**Goal**.
Take from the listing each line that has the string "source".
## begin Exercise inputs
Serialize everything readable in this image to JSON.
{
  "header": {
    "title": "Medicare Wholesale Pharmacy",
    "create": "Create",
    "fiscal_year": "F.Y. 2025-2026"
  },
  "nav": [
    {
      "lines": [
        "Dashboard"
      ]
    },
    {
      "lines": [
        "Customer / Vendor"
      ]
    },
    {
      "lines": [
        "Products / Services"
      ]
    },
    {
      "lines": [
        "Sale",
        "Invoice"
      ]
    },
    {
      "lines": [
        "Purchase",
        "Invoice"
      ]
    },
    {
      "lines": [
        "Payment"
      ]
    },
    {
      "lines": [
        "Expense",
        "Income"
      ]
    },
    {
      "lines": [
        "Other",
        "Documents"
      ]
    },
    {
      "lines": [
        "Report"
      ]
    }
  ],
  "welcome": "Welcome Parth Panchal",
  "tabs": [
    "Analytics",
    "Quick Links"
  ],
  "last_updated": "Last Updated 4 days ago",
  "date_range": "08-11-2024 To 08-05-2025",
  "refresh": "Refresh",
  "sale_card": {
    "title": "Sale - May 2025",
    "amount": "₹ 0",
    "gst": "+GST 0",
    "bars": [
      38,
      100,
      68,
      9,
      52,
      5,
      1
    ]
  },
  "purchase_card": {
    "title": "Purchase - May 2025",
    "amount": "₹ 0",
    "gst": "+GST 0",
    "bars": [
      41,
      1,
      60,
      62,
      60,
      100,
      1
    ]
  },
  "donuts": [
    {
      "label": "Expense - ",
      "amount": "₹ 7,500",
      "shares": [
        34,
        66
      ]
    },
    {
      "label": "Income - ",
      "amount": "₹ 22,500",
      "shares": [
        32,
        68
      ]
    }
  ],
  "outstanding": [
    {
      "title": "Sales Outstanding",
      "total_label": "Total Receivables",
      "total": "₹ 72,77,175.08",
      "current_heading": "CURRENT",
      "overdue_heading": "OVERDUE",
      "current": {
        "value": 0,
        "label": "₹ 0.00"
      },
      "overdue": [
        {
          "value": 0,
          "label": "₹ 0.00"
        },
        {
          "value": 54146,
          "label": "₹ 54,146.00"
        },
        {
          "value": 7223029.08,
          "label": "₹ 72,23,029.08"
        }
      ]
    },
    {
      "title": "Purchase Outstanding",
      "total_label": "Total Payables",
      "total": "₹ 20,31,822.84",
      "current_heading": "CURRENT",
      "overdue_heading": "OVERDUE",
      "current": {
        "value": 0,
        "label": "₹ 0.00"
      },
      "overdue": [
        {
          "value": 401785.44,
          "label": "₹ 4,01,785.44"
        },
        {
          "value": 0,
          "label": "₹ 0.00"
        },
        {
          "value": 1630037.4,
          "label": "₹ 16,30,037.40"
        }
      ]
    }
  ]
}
## end Exercise inputs
## begin Exercise inputs
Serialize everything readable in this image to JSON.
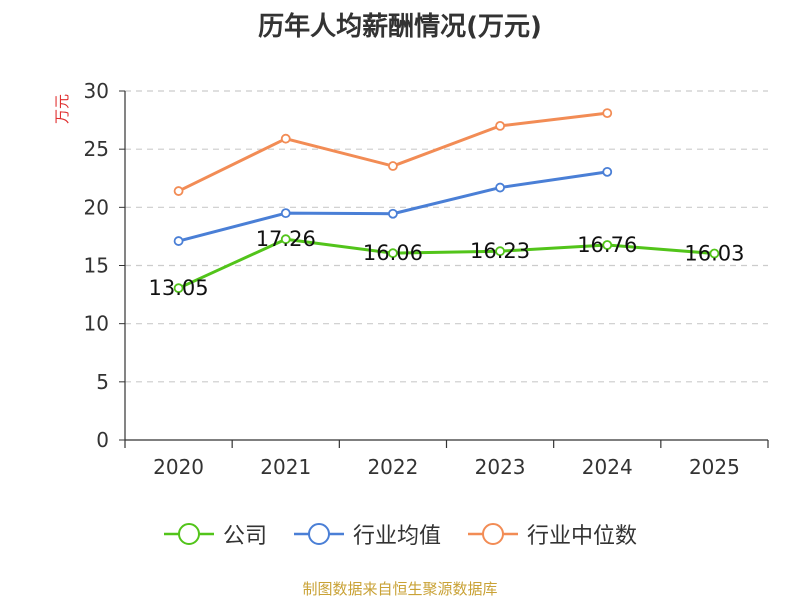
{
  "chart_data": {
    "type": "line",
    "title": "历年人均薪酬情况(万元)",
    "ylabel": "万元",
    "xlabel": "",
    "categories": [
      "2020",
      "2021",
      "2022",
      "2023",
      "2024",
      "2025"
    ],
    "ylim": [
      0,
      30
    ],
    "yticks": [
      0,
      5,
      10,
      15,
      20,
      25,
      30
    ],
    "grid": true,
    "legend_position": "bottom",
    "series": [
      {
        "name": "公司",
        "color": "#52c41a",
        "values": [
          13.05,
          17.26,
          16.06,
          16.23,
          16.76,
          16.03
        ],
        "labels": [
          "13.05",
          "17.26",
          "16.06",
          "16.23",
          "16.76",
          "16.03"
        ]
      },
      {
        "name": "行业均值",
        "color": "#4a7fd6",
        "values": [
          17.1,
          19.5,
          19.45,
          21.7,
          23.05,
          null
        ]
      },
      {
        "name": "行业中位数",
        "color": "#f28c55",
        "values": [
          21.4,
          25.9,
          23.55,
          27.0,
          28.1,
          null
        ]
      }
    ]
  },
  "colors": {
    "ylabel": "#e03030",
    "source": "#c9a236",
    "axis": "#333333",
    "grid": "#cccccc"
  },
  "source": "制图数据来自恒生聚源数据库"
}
## end Exercise inputs
**Solution to this exercise**.
    "source": "#c9a236",
  "source": "制图数据来自恒生聚源数据库"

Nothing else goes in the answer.